• [Stated exercise] Find every line below that contains the word "background" and copy it out.

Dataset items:
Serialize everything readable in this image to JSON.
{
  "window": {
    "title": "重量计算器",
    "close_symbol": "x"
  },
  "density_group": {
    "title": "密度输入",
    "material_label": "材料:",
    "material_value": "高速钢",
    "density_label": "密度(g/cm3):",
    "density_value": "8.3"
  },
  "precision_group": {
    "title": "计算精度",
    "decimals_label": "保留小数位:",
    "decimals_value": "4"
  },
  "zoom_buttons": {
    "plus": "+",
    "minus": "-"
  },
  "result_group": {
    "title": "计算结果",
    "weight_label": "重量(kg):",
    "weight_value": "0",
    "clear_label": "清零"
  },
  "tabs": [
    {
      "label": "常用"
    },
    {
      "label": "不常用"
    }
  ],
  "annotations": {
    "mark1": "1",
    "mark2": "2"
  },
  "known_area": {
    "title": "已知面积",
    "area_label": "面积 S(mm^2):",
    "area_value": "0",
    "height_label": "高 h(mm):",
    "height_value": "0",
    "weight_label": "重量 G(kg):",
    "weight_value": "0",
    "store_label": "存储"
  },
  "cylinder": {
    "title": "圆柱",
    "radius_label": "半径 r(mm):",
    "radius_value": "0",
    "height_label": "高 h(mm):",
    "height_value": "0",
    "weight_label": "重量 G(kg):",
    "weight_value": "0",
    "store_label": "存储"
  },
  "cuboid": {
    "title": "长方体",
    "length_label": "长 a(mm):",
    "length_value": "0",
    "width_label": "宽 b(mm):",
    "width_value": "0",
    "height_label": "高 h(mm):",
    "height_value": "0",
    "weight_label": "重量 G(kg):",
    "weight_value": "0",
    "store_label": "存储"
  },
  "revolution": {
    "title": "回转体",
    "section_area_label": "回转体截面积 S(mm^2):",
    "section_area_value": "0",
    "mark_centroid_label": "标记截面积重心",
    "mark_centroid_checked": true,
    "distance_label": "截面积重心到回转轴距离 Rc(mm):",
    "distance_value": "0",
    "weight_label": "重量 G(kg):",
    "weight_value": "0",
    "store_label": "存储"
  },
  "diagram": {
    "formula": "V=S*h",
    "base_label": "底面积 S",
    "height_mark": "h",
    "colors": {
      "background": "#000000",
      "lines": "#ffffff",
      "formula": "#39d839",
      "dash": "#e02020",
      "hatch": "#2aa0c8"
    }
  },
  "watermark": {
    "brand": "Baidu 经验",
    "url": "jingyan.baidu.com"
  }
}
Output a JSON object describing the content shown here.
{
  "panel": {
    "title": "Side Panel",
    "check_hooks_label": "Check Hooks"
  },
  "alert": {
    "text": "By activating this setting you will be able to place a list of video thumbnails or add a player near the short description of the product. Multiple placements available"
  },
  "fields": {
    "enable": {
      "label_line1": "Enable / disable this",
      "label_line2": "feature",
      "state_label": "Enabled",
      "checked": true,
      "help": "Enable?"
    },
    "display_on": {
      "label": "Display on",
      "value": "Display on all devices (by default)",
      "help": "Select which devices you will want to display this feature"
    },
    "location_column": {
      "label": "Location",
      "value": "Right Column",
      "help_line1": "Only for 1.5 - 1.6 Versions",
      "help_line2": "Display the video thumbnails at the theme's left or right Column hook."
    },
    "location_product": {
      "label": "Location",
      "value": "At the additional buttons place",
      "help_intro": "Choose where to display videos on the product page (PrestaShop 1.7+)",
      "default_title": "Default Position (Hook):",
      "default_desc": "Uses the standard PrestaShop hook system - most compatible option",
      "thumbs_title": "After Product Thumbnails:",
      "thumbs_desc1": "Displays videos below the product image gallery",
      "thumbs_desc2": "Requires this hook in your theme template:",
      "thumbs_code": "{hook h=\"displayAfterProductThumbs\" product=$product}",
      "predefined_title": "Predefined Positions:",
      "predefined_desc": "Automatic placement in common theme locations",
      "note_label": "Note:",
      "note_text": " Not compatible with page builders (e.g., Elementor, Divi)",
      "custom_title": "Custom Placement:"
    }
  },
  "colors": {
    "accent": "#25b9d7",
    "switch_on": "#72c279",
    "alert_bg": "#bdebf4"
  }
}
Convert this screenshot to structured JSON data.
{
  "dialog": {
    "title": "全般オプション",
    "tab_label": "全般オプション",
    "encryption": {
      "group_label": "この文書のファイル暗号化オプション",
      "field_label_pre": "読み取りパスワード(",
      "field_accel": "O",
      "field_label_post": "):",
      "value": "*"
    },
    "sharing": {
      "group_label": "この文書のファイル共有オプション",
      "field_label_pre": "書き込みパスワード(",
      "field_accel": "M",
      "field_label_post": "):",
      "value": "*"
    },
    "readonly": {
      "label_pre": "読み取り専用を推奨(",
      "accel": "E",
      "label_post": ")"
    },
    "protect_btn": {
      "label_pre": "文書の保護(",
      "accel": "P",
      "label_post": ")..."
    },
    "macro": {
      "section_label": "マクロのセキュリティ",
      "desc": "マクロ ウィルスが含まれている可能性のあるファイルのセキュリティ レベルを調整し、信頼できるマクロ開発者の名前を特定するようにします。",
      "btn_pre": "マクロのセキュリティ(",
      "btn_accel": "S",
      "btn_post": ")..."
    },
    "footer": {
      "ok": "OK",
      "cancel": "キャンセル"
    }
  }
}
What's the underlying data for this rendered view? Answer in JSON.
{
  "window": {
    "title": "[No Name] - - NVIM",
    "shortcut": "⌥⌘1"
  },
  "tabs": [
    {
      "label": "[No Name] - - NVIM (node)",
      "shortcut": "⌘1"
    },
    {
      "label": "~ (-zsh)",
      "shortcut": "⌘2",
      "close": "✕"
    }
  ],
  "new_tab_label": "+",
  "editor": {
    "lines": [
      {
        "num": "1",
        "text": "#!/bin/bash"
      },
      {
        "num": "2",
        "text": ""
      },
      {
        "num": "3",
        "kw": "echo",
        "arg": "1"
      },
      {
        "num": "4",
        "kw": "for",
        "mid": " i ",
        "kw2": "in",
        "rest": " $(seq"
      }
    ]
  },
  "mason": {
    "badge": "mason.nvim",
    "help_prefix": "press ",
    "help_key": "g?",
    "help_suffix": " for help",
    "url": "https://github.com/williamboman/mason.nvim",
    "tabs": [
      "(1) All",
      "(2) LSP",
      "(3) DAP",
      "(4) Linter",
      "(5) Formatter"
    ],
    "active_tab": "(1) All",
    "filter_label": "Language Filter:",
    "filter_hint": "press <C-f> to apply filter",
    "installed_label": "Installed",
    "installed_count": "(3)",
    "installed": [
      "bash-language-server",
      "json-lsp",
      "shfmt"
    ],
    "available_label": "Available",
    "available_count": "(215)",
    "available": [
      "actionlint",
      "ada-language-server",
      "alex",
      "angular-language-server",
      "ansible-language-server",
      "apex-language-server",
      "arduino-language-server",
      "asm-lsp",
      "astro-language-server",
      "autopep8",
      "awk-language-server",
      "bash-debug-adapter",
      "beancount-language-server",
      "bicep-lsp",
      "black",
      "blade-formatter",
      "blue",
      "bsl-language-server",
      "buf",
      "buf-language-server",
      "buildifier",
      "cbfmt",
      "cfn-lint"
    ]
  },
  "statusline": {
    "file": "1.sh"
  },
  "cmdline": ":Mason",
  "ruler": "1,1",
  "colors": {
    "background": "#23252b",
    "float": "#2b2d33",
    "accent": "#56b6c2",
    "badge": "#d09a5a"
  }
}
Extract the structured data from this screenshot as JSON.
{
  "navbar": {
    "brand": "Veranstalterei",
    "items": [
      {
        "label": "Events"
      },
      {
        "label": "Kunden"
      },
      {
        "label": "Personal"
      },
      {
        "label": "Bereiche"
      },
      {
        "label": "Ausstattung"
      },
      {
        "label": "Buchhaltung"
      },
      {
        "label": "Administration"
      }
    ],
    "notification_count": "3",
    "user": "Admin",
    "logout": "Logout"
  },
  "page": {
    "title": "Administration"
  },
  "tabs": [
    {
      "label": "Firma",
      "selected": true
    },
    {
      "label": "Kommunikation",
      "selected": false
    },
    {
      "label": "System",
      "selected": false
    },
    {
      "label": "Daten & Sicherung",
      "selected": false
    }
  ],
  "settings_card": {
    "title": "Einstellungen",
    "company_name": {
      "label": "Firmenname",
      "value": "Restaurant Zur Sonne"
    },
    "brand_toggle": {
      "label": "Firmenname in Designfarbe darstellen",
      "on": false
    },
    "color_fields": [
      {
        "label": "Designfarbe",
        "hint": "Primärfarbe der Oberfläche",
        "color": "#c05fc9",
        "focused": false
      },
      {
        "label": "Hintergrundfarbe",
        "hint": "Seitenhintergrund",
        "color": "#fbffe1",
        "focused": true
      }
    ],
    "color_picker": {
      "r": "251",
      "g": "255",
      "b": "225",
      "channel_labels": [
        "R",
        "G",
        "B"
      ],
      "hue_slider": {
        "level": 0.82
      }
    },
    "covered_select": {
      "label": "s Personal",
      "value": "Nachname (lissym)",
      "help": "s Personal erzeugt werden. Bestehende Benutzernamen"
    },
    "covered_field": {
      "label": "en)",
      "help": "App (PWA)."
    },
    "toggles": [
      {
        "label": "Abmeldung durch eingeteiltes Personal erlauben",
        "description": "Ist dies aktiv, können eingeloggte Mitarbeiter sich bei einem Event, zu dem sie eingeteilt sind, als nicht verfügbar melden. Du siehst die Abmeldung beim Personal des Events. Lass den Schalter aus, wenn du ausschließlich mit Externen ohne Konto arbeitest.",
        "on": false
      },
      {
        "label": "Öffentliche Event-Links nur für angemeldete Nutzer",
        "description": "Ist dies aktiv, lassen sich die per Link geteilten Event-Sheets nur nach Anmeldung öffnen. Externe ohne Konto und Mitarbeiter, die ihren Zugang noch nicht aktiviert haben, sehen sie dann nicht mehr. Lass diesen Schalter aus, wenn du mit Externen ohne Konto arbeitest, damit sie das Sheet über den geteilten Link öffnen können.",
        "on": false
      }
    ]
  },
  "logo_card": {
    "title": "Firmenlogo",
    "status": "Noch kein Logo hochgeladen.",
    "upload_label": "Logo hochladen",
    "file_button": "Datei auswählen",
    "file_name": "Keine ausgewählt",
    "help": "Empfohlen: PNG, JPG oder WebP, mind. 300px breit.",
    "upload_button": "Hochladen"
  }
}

• [Correct answer]
      "background": "#000000",
    "background": "#23252b",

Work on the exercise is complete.